** Start Input **

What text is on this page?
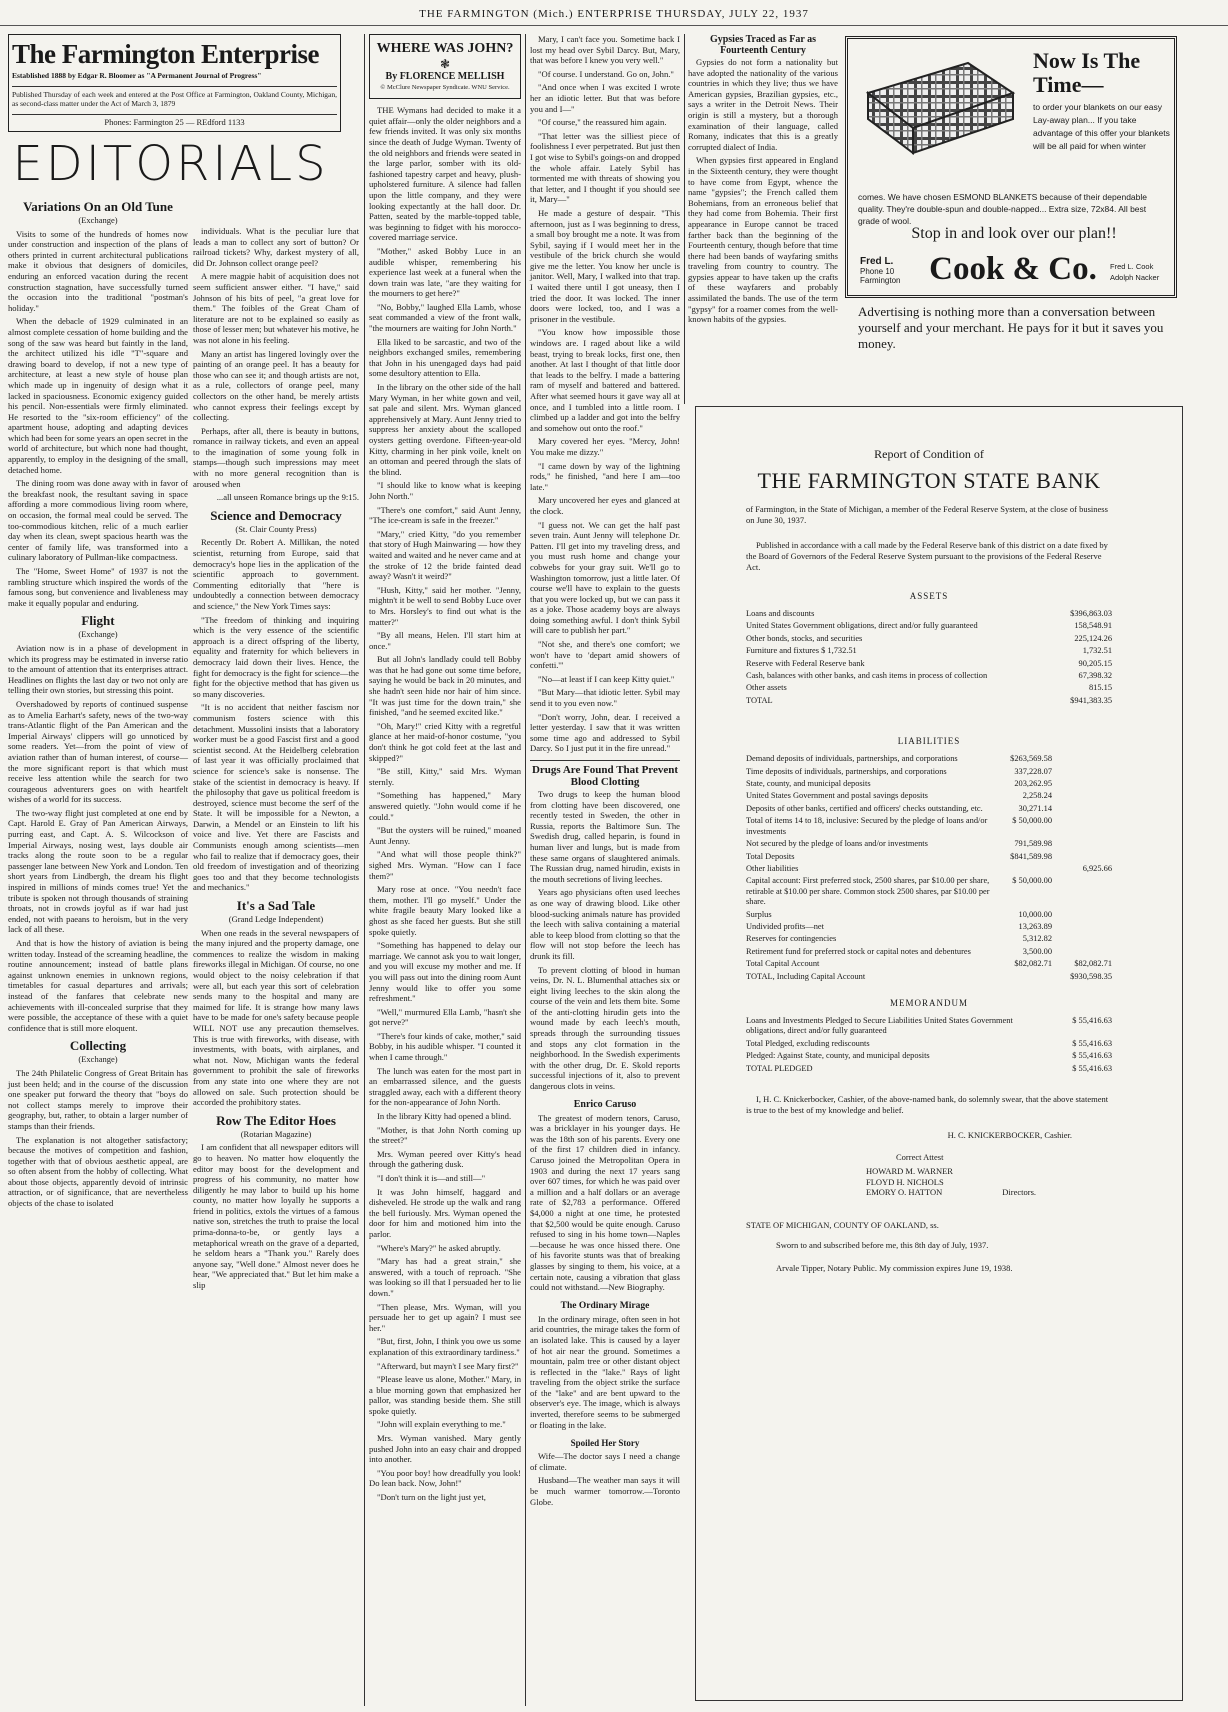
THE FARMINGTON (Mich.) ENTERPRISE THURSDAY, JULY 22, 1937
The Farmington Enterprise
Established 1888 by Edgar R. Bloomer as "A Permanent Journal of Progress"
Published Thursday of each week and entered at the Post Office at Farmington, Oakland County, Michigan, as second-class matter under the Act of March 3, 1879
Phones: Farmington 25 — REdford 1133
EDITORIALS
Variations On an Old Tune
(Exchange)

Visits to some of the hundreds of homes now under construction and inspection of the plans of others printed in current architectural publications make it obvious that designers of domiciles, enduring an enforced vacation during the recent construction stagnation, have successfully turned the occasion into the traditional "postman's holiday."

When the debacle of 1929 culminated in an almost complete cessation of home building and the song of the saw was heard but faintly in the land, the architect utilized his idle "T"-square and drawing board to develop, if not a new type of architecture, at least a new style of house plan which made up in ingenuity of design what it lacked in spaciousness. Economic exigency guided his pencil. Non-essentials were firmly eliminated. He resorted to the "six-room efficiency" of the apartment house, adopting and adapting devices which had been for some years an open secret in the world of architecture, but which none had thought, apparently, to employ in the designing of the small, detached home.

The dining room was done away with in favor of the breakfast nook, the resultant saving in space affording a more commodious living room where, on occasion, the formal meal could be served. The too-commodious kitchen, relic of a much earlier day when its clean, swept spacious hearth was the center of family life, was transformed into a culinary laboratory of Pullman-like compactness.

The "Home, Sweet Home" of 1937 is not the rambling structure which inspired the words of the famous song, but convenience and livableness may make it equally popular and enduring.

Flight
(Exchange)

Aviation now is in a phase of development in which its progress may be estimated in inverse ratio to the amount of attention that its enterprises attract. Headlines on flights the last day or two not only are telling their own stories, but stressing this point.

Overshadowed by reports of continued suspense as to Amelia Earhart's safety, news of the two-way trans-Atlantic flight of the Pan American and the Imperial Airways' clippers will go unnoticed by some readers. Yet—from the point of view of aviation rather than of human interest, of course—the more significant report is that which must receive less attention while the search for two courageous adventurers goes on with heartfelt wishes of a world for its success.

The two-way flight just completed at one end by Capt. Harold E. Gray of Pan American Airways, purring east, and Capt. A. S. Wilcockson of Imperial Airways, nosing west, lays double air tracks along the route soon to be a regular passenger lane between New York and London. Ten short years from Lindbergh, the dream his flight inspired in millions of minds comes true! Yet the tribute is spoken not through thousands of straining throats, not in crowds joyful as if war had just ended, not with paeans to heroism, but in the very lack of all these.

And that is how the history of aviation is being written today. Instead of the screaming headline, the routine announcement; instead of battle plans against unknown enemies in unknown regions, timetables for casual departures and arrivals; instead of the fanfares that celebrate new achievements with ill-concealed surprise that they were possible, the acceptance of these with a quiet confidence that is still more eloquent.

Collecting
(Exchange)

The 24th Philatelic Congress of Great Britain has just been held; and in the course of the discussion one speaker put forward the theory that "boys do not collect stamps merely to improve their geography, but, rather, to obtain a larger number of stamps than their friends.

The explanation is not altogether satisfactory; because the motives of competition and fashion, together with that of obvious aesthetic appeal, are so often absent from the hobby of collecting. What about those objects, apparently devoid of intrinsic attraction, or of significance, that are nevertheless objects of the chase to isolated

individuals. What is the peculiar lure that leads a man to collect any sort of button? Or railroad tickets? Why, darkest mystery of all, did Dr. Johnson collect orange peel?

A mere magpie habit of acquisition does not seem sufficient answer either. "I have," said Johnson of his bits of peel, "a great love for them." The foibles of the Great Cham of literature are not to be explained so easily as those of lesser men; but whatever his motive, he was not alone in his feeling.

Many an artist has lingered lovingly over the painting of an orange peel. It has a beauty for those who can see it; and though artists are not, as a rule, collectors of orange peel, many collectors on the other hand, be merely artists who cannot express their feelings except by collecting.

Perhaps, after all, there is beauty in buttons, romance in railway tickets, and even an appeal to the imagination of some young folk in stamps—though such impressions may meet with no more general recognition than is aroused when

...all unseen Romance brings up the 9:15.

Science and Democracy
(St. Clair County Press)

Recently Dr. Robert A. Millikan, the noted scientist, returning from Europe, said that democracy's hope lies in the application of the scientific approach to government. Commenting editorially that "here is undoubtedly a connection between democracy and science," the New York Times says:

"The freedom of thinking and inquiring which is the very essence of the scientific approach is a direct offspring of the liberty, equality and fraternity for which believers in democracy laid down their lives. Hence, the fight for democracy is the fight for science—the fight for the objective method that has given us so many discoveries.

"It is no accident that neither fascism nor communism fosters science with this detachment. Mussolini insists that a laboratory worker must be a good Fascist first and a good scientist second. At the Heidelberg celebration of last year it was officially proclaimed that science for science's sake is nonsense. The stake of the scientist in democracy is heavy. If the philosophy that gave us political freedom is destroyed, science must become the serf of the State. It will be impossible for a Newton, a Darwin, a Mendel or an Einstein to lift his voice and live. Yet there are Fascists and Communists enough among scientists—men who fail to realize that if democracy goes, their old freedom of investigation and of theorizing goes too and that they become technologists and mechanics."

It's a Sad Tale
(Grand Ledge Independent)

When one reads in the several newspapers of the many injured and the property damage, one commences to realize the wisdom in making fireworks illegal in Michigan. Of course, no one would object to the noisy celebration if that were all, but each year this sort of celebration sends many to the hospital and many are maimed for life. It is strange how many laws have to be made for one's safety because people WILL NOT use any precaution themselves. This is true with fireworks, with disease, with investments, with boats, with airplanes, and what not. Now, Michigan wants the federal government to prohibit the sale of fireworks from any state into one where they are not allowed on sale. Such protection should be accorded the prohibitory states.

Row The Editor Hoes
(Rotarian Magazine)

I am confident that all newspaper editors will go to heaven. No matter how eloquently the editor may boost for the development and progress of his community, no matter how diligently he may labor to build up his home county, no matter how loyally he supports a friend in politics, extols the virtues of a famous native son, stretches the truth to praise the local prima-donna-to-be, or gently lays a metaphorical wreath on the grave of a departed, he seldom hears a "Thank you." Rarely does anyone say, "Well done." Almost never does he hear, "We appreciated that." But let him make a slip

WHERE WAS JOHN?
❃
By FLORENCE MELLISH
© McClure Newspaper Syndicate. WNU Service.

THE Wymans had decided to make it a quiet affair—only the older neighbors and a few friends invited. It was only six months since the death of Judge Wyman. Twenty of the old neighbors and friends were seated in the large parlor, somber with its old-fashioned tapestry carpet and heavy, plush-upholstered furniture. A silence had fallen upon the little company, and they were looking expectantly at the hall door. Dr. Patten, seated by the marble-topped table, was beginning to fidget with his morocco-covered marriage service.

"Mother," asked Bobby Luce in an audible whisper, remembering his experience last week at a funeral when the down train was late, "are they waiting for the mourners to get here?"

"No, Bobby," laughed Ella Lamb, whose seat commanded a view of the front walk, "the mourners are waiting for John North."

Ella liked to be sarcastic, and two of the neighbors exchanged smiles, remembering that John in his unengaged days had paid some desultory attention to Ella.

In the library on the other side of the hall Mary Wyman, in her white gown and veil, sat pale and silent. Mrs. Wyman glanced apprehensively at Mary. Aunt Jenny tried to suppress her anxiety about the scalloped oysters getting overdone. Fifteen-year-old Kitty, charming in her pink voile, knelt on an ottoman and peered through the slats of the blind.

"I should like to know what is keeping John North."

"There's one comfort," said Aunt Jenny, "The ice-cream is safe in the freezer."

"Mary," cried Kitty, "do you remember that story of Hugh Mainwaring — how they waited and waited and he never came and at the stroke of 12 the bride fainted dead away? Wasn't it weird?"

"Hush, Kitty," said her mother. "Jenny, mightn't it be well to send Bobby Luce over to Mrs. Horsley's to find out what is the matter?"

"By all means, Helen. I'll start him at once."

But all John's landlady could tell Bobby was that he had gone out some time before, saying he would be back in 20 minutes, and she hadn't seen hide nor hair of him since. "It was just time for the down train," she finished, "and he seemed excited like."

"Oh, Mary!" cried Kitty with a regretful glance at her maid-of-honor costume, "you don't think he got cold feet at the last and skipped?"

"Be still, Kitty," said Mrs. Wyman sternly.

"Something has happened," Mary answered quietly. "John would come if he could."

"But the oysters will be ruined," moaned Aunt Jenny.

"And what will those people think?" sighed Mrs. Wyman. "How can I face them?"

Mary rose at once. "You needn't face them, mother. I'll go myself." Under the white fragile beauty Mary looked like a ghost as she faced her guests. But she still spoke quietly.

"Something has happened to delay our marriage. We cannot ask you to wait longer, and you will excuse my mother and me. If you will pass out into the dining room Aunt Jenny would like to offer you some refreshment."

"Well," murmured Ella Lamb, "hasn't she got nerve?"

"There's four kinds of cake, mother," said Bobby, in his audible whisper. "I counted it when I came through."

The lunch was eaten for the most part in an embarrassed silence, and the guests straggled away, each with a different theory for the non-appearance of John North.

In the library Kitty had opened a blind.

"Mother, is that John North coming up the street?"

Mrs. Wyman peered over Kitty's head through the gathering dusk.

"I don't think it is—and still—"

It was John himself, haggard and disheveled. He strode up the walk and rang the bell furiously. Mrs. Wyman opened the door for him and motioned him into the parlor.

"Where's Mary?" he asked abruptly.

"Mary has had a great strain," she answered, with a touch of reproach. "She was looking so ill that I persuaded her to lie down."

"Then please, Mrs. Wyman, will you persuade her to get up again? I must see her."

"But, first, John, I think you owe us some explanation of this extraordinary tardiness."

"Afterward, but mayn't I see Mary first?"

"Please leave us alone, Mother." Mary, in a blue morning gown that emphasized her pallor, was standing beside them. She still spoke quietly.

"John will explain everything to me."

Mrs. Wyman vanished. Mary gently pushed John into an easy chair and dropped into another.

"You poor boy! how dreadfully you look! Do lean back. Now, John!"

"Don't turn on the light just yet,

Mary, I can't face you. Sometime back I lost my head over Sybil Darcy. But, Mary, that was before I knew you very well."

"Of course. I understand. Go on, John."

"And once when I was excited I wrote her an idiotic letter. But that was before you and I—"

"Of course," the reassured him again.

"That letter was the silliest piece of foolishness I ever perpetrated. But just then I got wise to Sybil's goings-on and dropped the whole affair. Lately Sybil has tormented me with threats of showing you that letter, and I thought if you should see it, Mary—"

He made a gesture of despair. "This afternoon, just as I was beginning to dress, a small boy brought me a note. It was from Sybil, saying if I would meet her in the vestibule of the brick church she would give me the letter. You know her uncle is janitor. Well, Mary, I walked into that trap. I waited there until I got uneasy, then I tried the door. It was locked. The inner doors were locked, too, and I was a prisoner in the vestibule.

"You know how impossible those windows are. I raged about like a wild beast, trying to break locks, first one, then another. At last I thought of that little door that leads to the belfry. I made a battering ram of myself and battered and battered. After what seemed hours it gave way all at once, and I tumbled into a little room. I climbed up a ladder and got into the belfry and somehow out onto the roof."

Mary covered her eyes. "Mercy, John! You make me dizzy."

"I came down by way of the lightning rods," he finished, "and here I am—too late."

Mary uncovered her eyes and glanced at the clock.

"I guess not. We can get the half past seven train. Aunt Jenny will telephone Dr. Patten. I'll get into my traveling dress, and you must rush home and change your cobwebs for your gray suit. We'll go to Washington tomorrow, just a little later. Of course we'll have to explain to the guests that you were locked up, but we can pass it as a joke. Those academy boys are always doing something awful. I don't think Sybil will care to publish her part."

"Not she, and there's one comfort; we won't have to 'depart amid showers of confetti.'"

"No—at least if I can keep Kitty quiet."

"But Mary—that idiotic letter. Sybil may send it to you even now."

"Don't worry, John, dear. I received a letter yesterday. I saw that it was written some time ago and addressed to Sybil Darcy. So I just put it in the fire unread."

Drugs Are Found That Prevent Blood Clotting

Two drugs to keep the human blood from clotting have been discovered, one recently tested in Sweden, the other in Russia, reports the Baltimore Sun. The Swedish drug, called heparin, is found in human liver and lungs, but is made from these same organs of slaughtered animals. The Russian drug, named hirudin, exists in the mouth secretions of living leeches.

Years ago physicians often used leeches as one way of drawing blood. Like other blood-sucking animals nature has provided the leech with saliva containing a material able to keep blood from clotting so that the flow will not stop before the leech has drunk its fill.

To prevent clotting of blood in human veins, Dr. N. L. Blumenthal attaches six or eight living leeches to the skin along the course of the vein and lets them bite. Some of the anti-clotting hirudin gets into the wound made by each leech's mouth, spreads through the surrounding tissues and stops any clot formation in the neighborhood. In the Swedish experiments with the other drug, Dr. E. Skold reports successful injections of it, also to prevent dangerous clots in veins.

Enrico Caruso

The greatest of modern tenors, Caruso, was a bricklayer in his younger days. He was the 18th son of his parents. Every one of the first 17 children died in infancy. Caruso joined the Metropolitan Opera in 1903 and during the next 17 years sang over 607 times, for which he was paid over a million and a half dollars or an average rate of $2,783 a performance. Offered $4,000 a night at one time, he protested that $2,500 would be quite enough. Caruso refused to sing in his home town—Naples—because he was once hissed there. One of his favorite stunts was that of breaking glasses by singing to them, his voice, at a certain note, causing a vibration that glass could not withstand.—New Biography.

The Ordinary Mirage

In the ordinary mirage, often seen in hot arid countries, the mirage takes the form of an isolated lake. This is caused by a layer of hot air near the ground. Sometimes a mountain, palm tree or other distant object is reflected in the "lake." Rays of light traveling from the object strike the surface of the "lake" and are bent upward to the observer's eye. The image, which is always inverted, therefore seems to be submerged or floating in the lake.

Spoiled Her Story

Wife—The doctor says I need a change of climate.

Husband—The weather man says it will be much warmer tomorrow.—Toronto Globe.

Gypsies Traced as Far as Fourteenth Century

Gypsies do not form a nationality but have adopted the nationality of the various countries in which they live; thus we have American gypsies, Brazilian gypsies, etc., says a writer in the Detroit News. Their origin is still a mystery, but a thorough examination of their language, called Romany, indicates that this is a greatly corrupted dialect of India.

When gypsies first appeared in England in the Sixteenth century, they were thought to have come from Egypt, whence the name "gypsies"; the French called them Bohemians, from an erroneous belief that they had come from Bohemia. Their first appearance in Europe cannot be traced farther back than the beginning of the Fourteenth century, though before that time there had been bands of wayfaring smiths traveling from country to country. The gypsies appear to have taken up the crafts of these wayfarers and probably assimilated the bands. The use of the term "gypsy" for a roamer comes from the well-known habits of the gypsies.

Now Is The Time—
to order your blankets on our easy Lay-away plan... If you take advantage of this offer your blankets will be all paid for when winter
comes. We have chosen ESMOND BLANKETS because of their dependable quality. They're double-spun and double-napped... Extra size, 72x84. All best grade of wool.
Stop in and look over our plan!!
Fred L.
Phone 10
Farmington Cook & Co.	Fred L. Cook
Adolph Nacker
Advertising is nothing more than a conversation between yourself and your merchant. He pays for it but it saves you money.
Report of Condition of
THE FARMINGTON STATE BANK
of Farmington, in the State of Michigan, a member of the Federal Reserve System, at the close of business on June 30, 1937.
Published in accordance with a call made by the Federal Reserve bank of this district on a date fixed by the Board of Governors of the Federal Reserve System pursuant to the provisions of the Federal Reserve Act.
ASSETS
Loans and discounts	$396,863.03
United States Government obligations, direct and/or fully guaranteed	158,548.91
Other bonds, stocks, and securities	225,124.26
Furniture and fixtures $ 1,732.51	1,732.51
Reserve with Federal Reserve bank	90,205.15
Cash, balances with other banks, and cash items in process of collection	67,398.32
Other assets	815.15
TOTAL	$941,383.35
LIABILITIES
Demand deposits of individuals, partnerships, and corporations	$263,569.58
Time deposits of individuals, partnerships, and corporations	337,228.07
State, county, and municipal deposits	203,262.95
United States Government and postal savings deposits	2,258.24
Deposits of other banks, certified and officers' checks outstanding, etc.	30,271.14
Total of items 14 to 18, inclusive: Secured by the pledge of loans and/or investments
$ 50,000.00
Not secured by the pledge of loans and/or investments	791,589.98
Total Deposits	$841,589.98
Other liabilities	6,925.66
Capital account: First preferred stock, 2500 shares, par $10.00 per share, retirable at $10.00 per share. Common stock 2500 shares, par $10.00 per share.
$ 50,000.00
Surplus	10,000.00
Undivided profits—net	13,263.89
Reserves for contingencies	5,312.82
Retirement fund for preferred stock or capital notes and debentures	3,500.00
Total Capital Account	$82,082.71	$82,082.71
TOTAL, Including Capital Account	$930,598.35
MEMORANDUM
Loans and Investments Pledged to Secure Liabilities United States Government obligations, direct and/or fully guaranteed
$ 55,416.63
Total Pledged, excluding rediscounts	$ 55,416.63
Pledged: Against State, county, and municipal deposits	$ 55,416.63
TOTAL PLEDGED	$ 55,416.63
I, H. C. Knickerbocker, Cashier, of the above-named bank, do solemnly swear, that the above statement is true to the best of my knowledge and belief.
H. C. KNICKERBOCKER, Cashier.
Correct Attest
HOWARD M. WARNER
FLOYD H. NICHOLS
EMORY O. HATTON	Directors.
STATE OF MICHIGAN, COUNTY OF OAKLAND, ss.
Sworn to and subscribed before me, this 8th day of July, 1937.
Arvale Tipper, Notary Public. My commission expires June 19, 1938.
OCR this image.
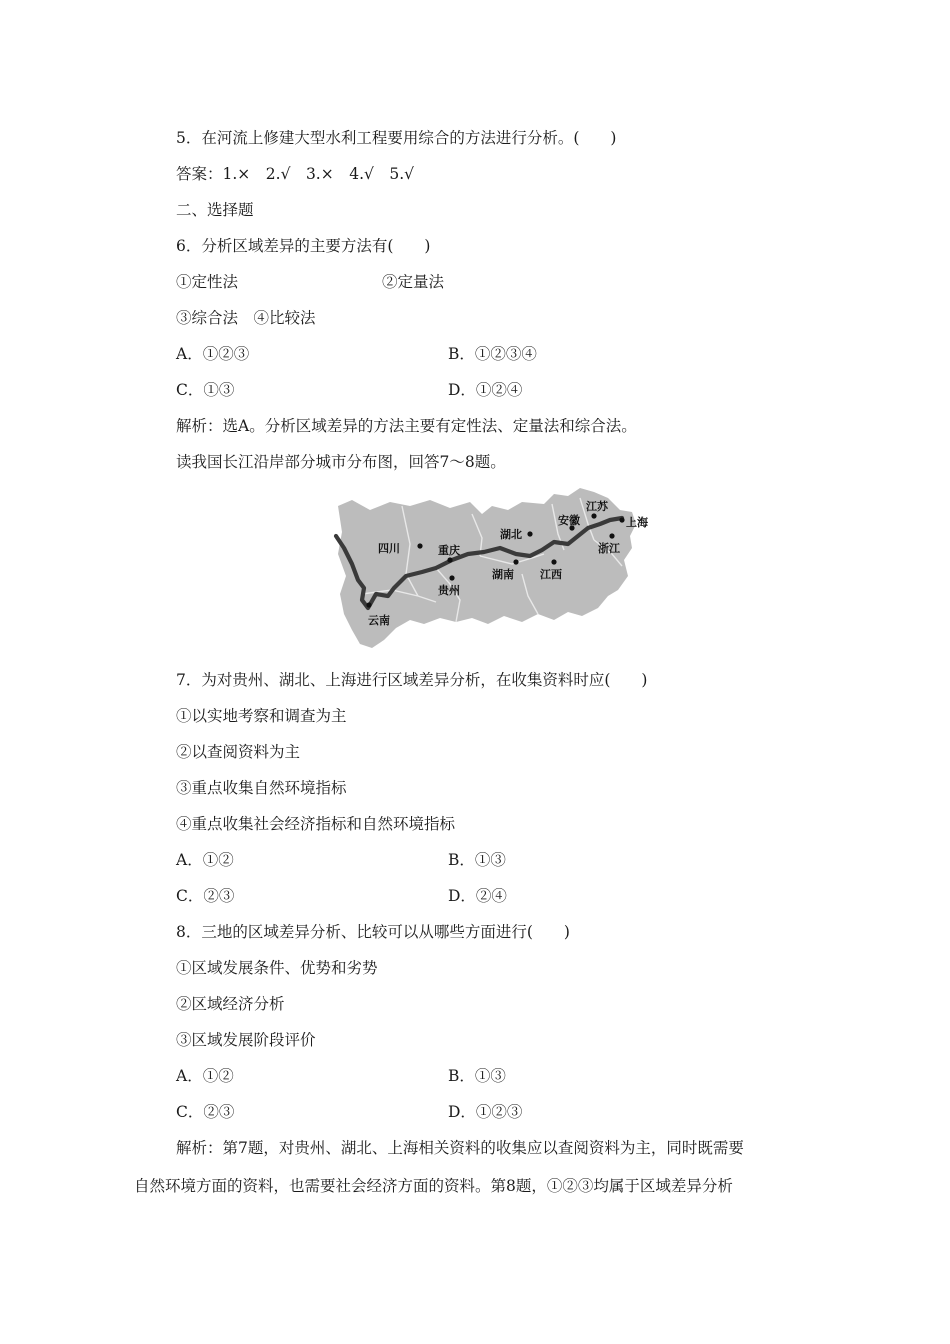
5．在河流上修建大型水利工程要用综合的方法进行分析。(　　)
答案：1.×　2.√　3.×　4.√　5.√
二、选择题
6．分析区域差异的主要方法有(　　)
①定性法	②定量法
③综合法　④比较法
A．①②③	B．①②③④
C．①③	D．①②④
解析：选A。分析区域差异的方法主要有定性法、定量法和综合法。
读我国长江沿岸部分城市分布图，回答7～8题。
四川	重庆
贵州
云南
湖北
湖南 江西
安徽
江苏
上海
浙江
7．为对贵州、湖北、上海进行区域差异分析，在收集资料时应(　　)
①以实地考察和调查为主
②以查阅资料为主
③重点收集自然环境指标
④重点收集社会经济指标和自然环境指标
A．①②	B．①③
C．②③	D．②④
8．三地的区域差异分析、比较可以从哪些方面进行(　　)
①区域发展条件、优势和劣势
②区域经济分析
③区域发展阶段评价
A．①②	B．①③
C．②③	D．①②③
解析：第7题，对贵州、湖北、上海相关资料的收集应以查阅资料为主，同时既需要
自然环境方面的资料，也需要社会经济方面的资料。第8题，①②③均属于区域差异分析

** End Input **

Stated problem ▸ Which lines include the word "idiotic"? List them all.

Complete response ▸
"And once when I was excited I wrote her an idiotic letter. But that was before you and I—"
"But Mary—that idiotic letter. Sybil may send it to you even now."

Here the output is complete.